**EXERCISE INSTRUCTIONS:**
Collect every line below that contains the word "from".

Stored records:
((

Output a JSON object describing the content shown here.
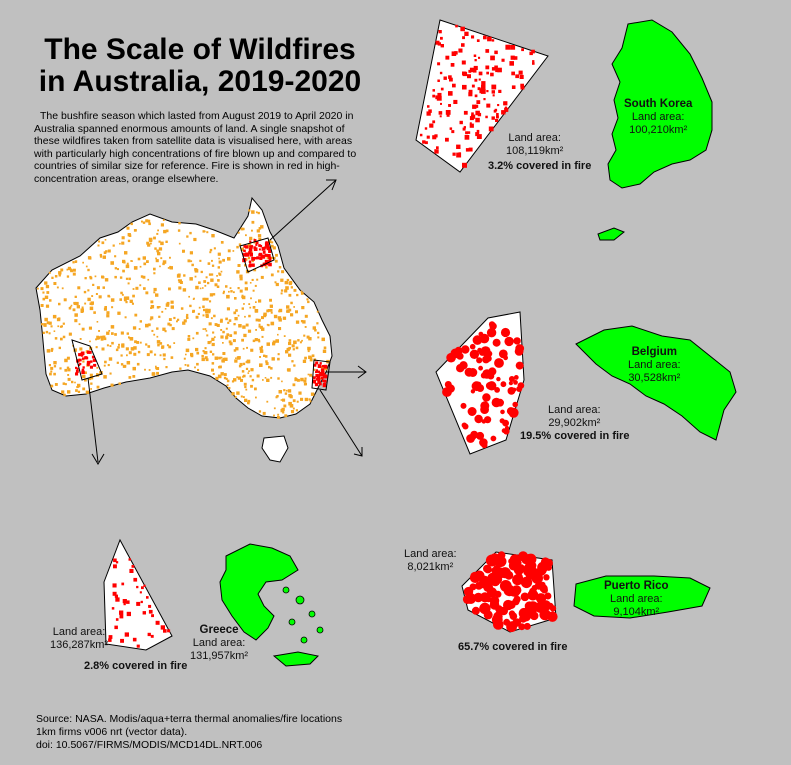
{
  "title_line1": "The Scale of Wildfires",
  "title_line2": "in Australia, 2019-2020",
  "intro": "The bushfire season which lasted from August 2019 to April 2020 in Australia spanned enormous amounts of land. A single snapshot of these wildfires taken from satellite data is visualised here, with areas with particularly high concentrations of fire blown up and compared to countries of similar size for reference. Fire is shown in red in high-concentration areas, orange elsewhere.",
  "colors": {
    "background": "#c0c0c0",
    "fire_high": "#ff0000",
    "fire_low": "#f5a623",
    "country": "#00ff00",
    "land": "#ffffff"
  },
  "comparisons": [
    {
      "id": "south-korea",
      "fire_area_label": "Land area:",
      "fire_area_value": "108,119km²",
      "covered": "3.2% covered in fire",
      "country": "South Korea",
      "country_area_label": "Land area:",
      "country_area_value": "100,210km²"
    },
    {
      "id": "belgium",
      "fire_area_label": "Land area:",
      "fire_area_value": "29,902km²",
      "covered": "19.5% covered in fire",
      "country": "Belgium",
      "country_area_label": "Land area:",
      "country_area_value": "30,528km²"
    },
    {
      "id": "greece",
      "fire_area_label": "Land area:",
      "fire_area_value": "136,287km²",
      "covered": "2.8% covered in fire",
      "country": "Greece",
      "country_area_label": "Land area:",
      "country_area_value": "131,957km²"
    },
    {
      "id": "puerto-rico",
      "fire_area_label": "Land area:",
      "fire_area_value": "8,021km²",
      "covered": "65.7% covered in fire",
      "country": "Puerto Rico",
      "country_area_label": "Land area:",
      "country_area_value": "9,104km²"
    }
  ],
  "source": "Source: NASA. Modis/aqua+terra thermal anomalies/fire locations\n1km firms v006 nrt (vector data).\ndoi: 10.5067/FIRMS/MODIS/MCD14DL.NRT.006"
}
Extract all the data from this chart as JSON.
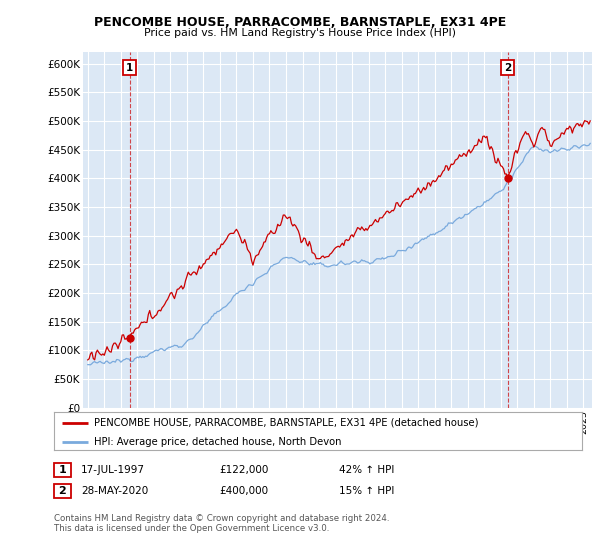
{
  "title": "PENCOMBE HOUSE, PARRACOMBE, BARNSTAPLE, EX31 4PE",
  "subtitle": "Price paid vs. HM Land Registry's House Price Index (HPI)",
  "red_label": "PENCOMBE HOUSE, PARRACOMBE, BARNSTAPLE, EX31 4PE (detached house)",
  "blue_label": "HPI: Average price, detached house, North Devon",
  "transaction1_date": "17-JUL-1997",
  "transaction1_price": "£122,000",
  "transaction1_hpi": "42% ↑ HPI",
  "transaction2_date": "28-MAY-2020",
  "transaction2_price": "£400,000",
  "transaction2_hpi": "15% ↑ HPI",
  "footer": "Contains HM Land Registry data © Crown copyright and database right 2024.\nThis data is licensed under the Open Government Licence v3.0.",
  "ylim": [
    0,
    620000
  ],
  "xlim_start": 1994.7,
  "xlim_end": 2025.5,
  "red_color": "#cc0000",
  "blue_color": "#7aaadd",
  "chart_bg": "#dce8f5",
  "background_color": "#ffffff",
  "grid_color": "#ffffff"
}
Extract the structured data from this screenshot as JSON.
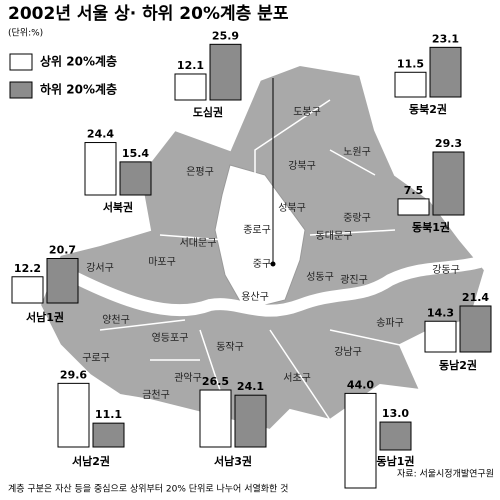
{
  "header": {
    "title": "2002년 서울 상· 하위 20%계층 분포",
    "unit": "(단위:%)"
  },
  "legend": [
    {
      "name": "상위 20%계층",
      "color": "#ffffff"
    },
    {
      "name": "하위 20%계층",
      "color": "#8c8c8c"
    }
  ],
  "regions": [
    {
      "name": "도심권",
      "values": [
        12.1,
        25.9
      ]
    },
    {
      "name": "동북2권",
      "values": [
        11.5,
        23.1
      ]
    },
    {
      "name": "서북권",
      "values": [
        24.4,
        15.4
      ]
    },
    {
      "name": "동북1권",
      "values": [
        7.5,
        29.3
      ]
    },
    {
      "name": "서남1권",
      "values": [
        12.2,
        20.7
      ]
    },
    {
      "name": "동남2권",
      "values": [
        14.3,
        21.4
      ]
    },
    {
      "name": "서남2권",
      "values": [
        29.6,
        11.1
      ]
    },
    {
      "name": "서남3권",
      "values": [
        26.5,
        24.1
      ]
    },
    {
      "name": "동남1권",
      "values": [
        44.0,
        13.0
      ],
      "value_labels": [
        "44.0",
        "13.0"
      ]
    }
  ],
  "districts": [
    "도봉구",
    "노원구",
    "강북구",
    "은평구",
    "성북구",
    "종로구",
    "중랑구",
    "서대문구",
    "동대문구",
    "마포구",
    "중구",
    "강서구",
    "성동구",
    "광진구",
    "강동구",
    "용산구",
    "양천구",
    "영등포구",
    "동작구",
    "송파구",
    "구로구",
    "강남구",
    "관악구",
    "서초구",
    "금천구"
  ],
  "footer": {
    "note": "계층 구분은 자산 등을 중심으로 상위부터 20% 단위로 나누어 서열화한 것",
    "source": "자료: 서울시정개발연구원"
  }
}
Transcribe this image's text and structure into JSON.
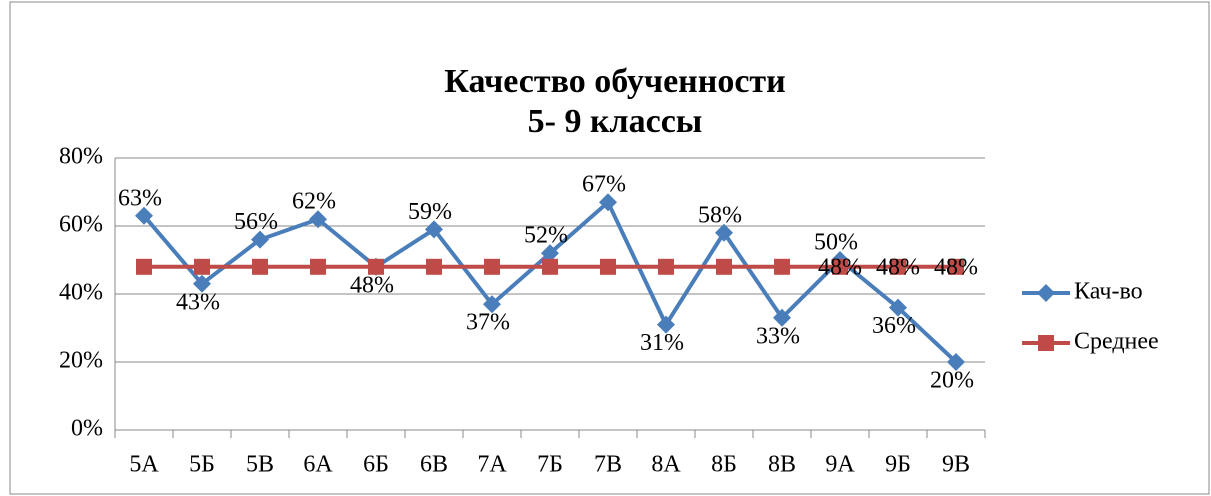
{
  "chart_data": {
    "type": "line",
    "title": [
      "Качество обученности",
      "5- 9 классы"
    ],
    "categories": [
      "5А",
      "5Б",
      "5В",
      "6А",
      "6Б",
      "6В",
      "7А",
      "7Б",
      "7В",
      "8А",
      "8Б",
      "8В",
      "9А",
      "9Б",
      "9В"
    ],
    "series": [
      {
        "name": "Кач-во",
        "color": "#4a7ebb",
        "marker": "diamond",
        "values": [
          63,
          43,
          56,
          62,
          48,
          59,
          37,
          52,
          67,
          31,
          58,
          33,
          50,
          36,
          20
        ],
        "value_labels": [
          "63%",
          "43%",
          "56%",
          "62%",
          "48%",
          "59%",
          "37%",
          "52%",
          "67%",
          "31%",
          "58%",
          "33%",
          "50%",
          "36%",
          "20%"
        ]
      },
      {
        "name": "Среднее",
        "color": "#be4b48",
        "marker": "square",
        "values": [
          48,
          48,
          48,
          48,
          48,
          48,
          48,
          48,
          48,
          48,
          48,
          48,
          48,
          48,
          48
        ],
        "value_labels": [
          null,
          null,
          null,
          null,
          null,
          null,
          null,
          null,
          null,
          null,
          null,
          null,
          "48%",
          "48%",
          "48%"
        ]
      }
    ],
    "ylim": [
      0,
      80
    ],
    "yticks": [
      {
        "value": 0,
        "label": "0%"
      },
      {
        "value": 20,
        "label": "20%"
      },
      {
        "value": 40,
        "label": "40%"
      },
      {
        "value": 60,
        "label": "60%"
      },
      {
        "value": 80,
        "label": "80%"
      }
    ],
    "grid": true,
    "legend": "right"
  }
}
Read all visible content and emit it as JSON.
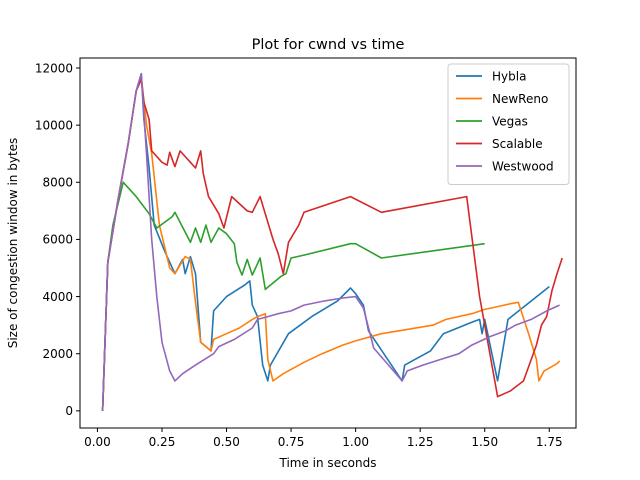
{
  "chart_data": {
    "type": "line",
    "title": "Plot for cwnd vs time",
    "xlabel": "Time in seconds",
    "ylabel": "Size of congestion window in bytes",
    "xlim": [
      -0.0675,
      1.8535
    ],
    "ylim": [
      -600,
      12350
    ],
    "xticks": [
      0.0,
      0.25,
      0.5,
      0.75,
      1.0,
      1.25,
      1.5,
      1.75
    ],
    "xtick_labels": [
      "0.00",
      "0.25",
      "0.50",
      "0.75",
      "1.00",
      "1.25",
      "1.50",
      "1.75"
    ],
    "yticks": [
      0,
      2000,
      4000,
      6000,
      8000,
      10000,
      12000
    ],
    "ytick_labels": [
      "0",
      "2000",
      "4000",
      "6000",
      "8000",
      "10000",
      "12000"
    ],
    "grid": false,
    "legend_position": "top-right",
    "series": [
      {
        "name": "Hybla",
        "color": "#1f77b4",
        "points": [
          [
            0.02,
            0
          ],
          [
            0.04,
            5200
          ],
          [
            0.08,
            7400
          ],
          [
            0.12,
            9400
          ],
          [
            0.15,
            11200
          ],
          [
            0.17,
            11800
          ],
          [
            0.18,
            10200
          ],
          [
            0.2,
            8500
          ],
          [
            0.22,
            6500
          ],
          [
            0.26,
            5600
          ],
          [
            0.3,
            4800
          ],
          [
            0.33,
            5300
          ],
          [
            0.34,
            4800
          ],
          [
            0.36,
            5400
          ],
          [
            0.38,
            4800
          ],
          [
            0.4,
            2400
          ],
          [
            0.44,
            2100
          ],
          [
            0.45,
            3500
          ],
          [
            0.5,
            4000
          ],
          [
            0.57,
            4400
          ],
          [
            0.59,
            4550
          ],
          [
            0.6,
            3700
          ],
          [
            0.62,
            3300
          ],
          [
            0.64,
            1600
          ],
          [
            0.66,
            1050
          ],
          [
            0.67,
            1600
          ],
          [
            0.74,
            2700
          ],
          [
            0.83,
            3300
          ],
          [
            0.93,
            3850
          ],
          [
            0.98,
            4300
          ],
          [
            1.0,
            4100
          ],
          [
            1.03,
            3700
          ],
          [
            1.05,
            2800
          ],
          [
            1.18,
            1050
          ],
          [
            1.19,
            1600
          ],
          [
            1.29,
            2100
          ],
          [
            1.34,
            2700
          ],
          [
            1.45,
            3100
          ],
          [
            1.48,
            3200
          ],
          [
            1.49,
            2700
          ],
          [
            1.5,
            3200
          ],
          [
            1.55,
            1050
          ],
          [
            1.59,
            3200
          ],
          [
            1.66,
            3700
          ],
          [
            1.75,
            4350
          ]
        ]
      },
      {
        "name": "NewReno",
        "color": "#ff7f0e",
        "points": [
          [
            0.02,
            0
          ],
          [
            0.04,
            5200
          ],
          [
            0.08,
            7400
          ],
          [
            0.12,
            9400
          ],
          [
            0.15,
            11200
          ],
          [
            0.17,
            11700
          ],
          [
            0.19,
            10000
          ],
          [
            0.21,
            9000
          ],
          [
            0.24,
            6500
          ],
          [
            0.28,
            5000
          ],
          [
            0.3,
            4800
          ],
          [
            0.34,
            5400
          ],
          [
            0.36,
            5300
          ],
          [
            0.38,
            3800
          ],
          [
            0.4,
            2400
          ],
          [
            0.44,
            2100
          ],
          [
            0.45,
            2500
          ],
          [
            0.5,
            2700
          ],
          [
            0.55,
            2900
          ],
          [
            0.6,
            3200
          ],
          [
            0.62,
            3300
          ],
          [
            0.65,
            3400
          ],
          [
            0.66,
            1800
          ],
          [
            0.68,
            1050
          ],
          [
            0.72,
            1300
          ],
          [
            0.8,
            1700
          ],
          [
            0.87,
            2000
          ],
          [
            0.95,
            2300
          ],
          [
            1.0,
            2450
          ],
          [
            1.1,
            2700
          ],
          [
            1.2,
            2850
          ],
          [
            1.3,
            3000
          ],
          [
            1.35,
            3200
          ],
          [
            1.45,
            3400
          ],
          [
            1.5,
            3550
          ],
          [
            1.55,
            3650
          ],
          [
            1.6,
            3750
          ],
          [
            1.63,
            3800
          ],
          [
            1.67,
            2700
          ],
          [
            1.7,
            1800
          ],
          [
            1.71,
            1050
          ],
          [
            1.73,
            1400
          ],
          [
            1.78,
            1650
          ],
          [
            1.79,
            1750
          ]
        ]
      },
      {
        "name": "Vegas",
        "color": "#2ca02c",
        "points": [
          [
            0.02,
            0
          ],
          [
            0.04,
            5200
          ],
          [
            0.06,
            6500
          ],
          [
            0.1,
            8000
          ],
          [
            0.15,
            7500
          ],
          [
            0.2,
            6900
          ],
          [
            0.23,
            6400
          ],
          [
            0.29,
            6800
          ],
          [
            0.3,
            6950
          ],
          [
            0.36,
            5900
          ],
          [
            0.38,
            6400
          ],
          [
            0.4,
            5900
          ],
          [
            0.42,
            6500
          ],
          [
            0.44,
            5900
          ],
          [
            0.47,
            6400
          ],
          [
            0.5,
            6200
          ],
          [
            0.53,
            5850
          ],
          [
            0.54,
            5200
          ],
          [
            0.56,
            4750
          ],
          [
            0.58,
            5300
          ],
          [
            0.6,
            4750
          ],
          [
            0.63,
            5350
          ],
          [
            0.65,
            4250
          ],
          [
            0.71,
            4700
          ],
          [
            0.73,
            4800
          ],
          [
            0.75,
            5350
          ],
          [
            0.8,
            5450
          ],
          [
            0.98,
            5850
          ],
          [
            1.0,
            5850
          ],
          [
            1.1,
            5350
          ],
          [
            1.5,
            5850
          ]
        ]
      },
      {
        "name": "Scalable",
        "color": "#d62728",
        "points": [
          [
            0.02,
            0
          ],
          [
            0.04,
            5200
          ],
          [
            0.08,
            7400
          ],
          [
            0.12,
            9400
          ],
          [
            0.15,
            11200
          ],
          [
            0.17,
            11600
          ],
          [
            0.18,
            10800
          ],
          [
            0.2,
            10200
          ],
          [
            0.21,
            9100
          ],
          [
            0.25,
            8700
          ],
          [
            0.27,
            8600
          ],
          [
            0.28,
            9050
          ],
          [
            0.3,
            8550
          ],
          [
            0.32,
            9100
          ],
          [
            0.36,
            8700
          ],
          [
            0.38,
            8500
          ],
          [
            0.4,
            9100
          ],
          [
            0.41,
            8300
          ],
          [
            0.43,
            7500
          ],
          [
            0.47,
            6900
          ],
          [
            0.49,
            6400
          ],
          [
            0.52,
            7500
          ],
          [
            0.58,
            7000
          ],
          [
            0.6,
            6950
          ],
          [
            0.63,
            7500
          ],
          [
            0.68,
            6000
          ],
          [
            0.7,
            5500
          ],
          [
            0.72,
            4800
          ],
          [
            0.74,
            5900
          ],
          [
            0.78,
            6500
          ],
          [
            0.8,
            6950
          ],
          [
            0.98,
            7500
          ],
          [
            1.1,
            6950
          ],
          [
            1.43,
            7500
          ],
          [
            1.48,
            4000
          ],
          [
            1.55,
            500
          ],
          [
            1.6,
            700
          ],
          [
            1.65,
            1050
          ],
          [
            1.7,
            2300
          ],
          [
            1.72,
            3000
          ],
          [
            1.74,
            3300
          ],
          [
            1.76,
            4200
          ],
          [
            1.78,
            4800
          ],
          [
            1.8,
            5350
          ]
        ]
      },
      {
        "name": "Westwood",
        "color": "#9467bd",
        "points": [
          [
            0.02,
            0
          ],
          [
            0.04,
            5200
          ],
          [
            0.08,
            7400
          ],
          [
            0.12,
            9400
          ],
          [
            0.15,
            11200
          ],
          [
            0.17,
            11800
          ],
          [
            0.19,
            9000
          ],
          [
            0.21,
            6000
          ],
          [
            0.23,
            4000
          ],
          [
            0.25,
            2400
          ],
          [
            0.28,
            1400
          ],
          [
            0.3,
            1050
          ],
          [
            0.33,
            1300
          ],
          [
            0.38,
            1600
          ],
          [
            0.45,
            2000
          ],
          [
            0.47,
            2250
          ],
          [
            0.53,
            2500
          ],
          [
            0.6,
            2900
          ],
          [
            0.62,
            3200
          ],
          [
            0.66,
            3300
          ],
          [
            0.7,
            3400
          ],
          [
            0.75,
            3500
          ],
          [
            0.8,
            3700
          ],
          [
            0.88,
            3850
          ],
          [
            0.95,
            3950
          ],
          [
            1.0,
            4000
          ],
          [
            1.03,
            3600
          ],
          [
            1.07,
            2200
          ],
          [
            1.18,
            1050
          ],
          [
            1.2,
            1400
          ],
          [
            1.26,
            1600
          ],
          [
            1.33,
            1800
          ],
          [
            1.4,
            2000
          ],
          [
            1.45,
            2300
          ],
          [
            1.52,
            2600
          ],
          [
            1.58,
            2800
          ],
          [
            1.62,
            3000
          ],
          [
            1.68,
            3200
          ],
          [
            1.74,
            3500
          ],
          [
            1.79,
            3700
          ]
        ]
      }
    ]
  }
}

))

**TASK SOLUTION:**
  "intro": "The bushfire season which lasted from August 2019 to April 2020 in Australia spanned enormous amounts of land. A single snapshot of these wildfires taken from satellite data is visualised here, with areas with particularly high concentrations of fire blown up and compared to countries of similar size for reference. Fire is shown in red in high-concentration areas, orange elsewhere.",
Extract all the data from this chart as JSON.
Extract the structured data from this screenshot as JSON.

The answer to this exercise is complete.